Data excerpts
^^^^^^^^

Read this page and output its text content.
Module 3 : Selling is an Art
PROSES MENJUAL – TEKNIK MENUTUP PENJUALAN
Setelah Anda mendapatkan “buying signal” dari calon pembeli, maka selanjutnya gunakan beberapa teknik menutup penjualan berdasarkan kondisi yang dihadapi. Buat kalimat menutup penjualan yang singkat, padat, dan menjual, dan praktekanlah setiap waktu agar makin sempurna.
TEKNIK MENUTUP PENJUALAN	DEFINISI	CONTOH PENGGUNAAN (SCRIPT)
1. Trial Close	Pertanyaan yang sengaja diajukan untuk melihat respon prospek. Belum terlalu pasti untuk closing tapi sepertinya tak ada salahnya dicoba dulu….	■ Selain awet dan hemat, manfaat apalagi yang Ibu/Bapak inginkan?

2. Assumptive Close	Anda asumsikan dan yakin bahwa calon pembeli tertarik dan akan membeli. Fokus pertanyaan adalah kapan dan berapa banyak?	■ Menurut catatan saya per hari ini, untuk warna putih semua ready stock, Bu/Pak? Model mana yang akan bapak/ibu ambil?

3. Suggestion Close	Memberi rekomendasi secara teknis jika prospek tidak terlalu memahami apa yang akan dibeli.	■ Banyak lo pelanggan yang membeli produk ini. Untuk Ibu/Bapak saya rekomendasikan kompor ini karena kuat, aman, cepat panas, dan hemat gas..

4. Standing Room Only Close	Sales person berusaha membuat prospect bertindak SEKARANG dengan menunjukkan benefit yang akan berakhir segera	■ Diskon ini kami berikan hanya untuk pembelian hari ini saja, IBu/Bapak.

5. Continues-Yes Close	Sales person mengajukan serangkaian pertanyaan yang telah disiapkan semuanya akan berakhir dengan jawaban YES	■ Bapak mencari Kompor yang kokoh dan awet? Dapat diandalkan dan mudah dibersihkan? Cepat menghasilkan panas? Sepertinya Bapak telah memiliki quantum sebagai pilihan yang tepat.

^^^^^^^^

**Exercise brief:**
Please output the complete data exactly.

**Task answer:**
Read this page and output its text content.
Module 3 : Selling is an Art
PROSES MENJUAL – TEKNIK MENUTUP PENJUALAN
Setelah Anda mendapatkan “buying signal” dari calon pembeli, maka selanjutnya gunakan beberapa teknik menutup penjualan berdasarkan kondisi yang dihadapi. Buat kalimat menutup penjualan yang singkat, padat, dan menjual, dan praktekanlah setiap waktu agar makin sempurna.
TEKNIK MENUTUP PENJUALAN	DEFINISI	CONTOH PENGGUNAAN (SCRIPT)
1. Trial Close	Pertanyaan yang sengaja diajukan untuk melihat respon prospek. Belum terlalu pasti untuk closing tapi sepertinya tak ada salahnya dicoba dulu….	■ Selain awet dan hemat, manfaat apalagi yang Ibu/Bapak inginkan?

2. Assumptive Close	Anda asumsikan dan yakin bahwa calon pembeli tertarik dan akan membeli. Fokus pertanyaan adalah kapan dan berapa banyak?	■ Menurut catatan saya per hari ini, untuk warna putih semua ready stock, Bu/Pak? Model mana yang akan bapak/ibu ambil?

3. Suggestion Close	Memberi rekomendasi secara teknis jika prospek tidak terlalu memahami apa yang akan dibeli.	■ Banyak lo pelanggan yang membeli produk ini. Untuk Ibu/Bapak saya rekomendasikan kompor ini karena kuat, aman, cepat panas, dan hemat gas..

4. Standing Room Only Close	Sales person berusaha membuat prospect bertindak SEKARANG dengan menunjukkan benefit yang akan berakhir segera	■ Diskon ini kami berikan hanya untuk pembelian hari ini saja, IBu/Bapak.

5. Continues-Yes Close	Sales person mengajukan serangkaian pertanyaan yang telah disiapkan semuanya akan berakhir dengan jawaban YES	■ Bapak mencari Kompor yang kokoh dan awet? Dapat diandalkan dan mudah dibersihkan? Cepat menghasilkan panas? Sepertinya Bapak telah memiliki quantum sebagai pilihan yang tepat.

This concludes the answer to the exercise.